[Saved entries]
------------------------------------

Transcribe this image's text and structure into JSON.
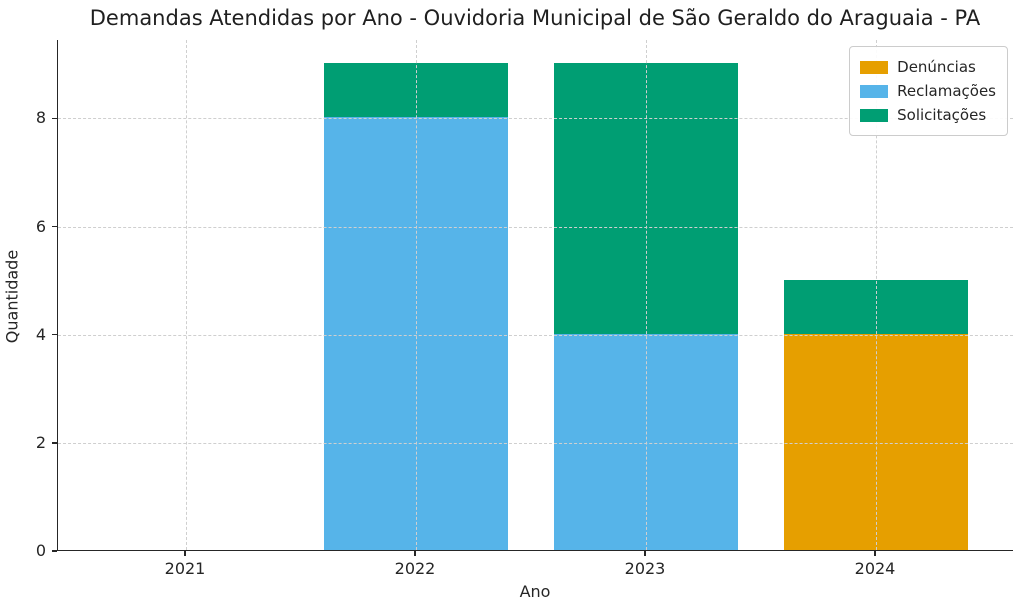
{
  "chart_data": {
    "type": "bar",
    "stacked": true,
    "title": "Demandas Atendidas por Ano - Ouvidoria Municipal de São Geraldo do Araguaia - PA",
    "xlabel": "Ano",
    "ylabel": "Quantidade",
    "categories": [
      "2021",
      "2022",
      "2023",
      "2024"
    ],
    "series": [
      {
        "name": "Denúncias",
        "color": "#E69F00",
        "values": [
          0,
          0,
          0,
          4
        ]
      },
      {
        "name": "Reclamações",
        "color": "#56B4E9",
        "values": [
          0,
          8,
          4,
          0
        ]
      },
      {
        "name": "Solicitações",
        "color": "#009E73",
        "values": [
          0,
          1,
          5,
          1
        ]
      }
    ],
    "totals_by_year": [
      0,
      9,
      9,
      5
    ],
    "yticks": [
      0,
      2,
      4,
      6,
      8
    ],
    "ylim": [
      0,
      9.45
    ],
    "grid": true,
    "grid_style": "dashed",
    "legend_position": "upper right",
    "colors": {
      "text": "#262626",
      "spine": "#262626",
      "grid": "#cfcfcf",
      "background": "#ffffff"
    }
  }
}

------------------------------------

→ **Stated problem**: State how many lines hold the word "name". The number is the whole answer.

→ **Exercise solution**: 3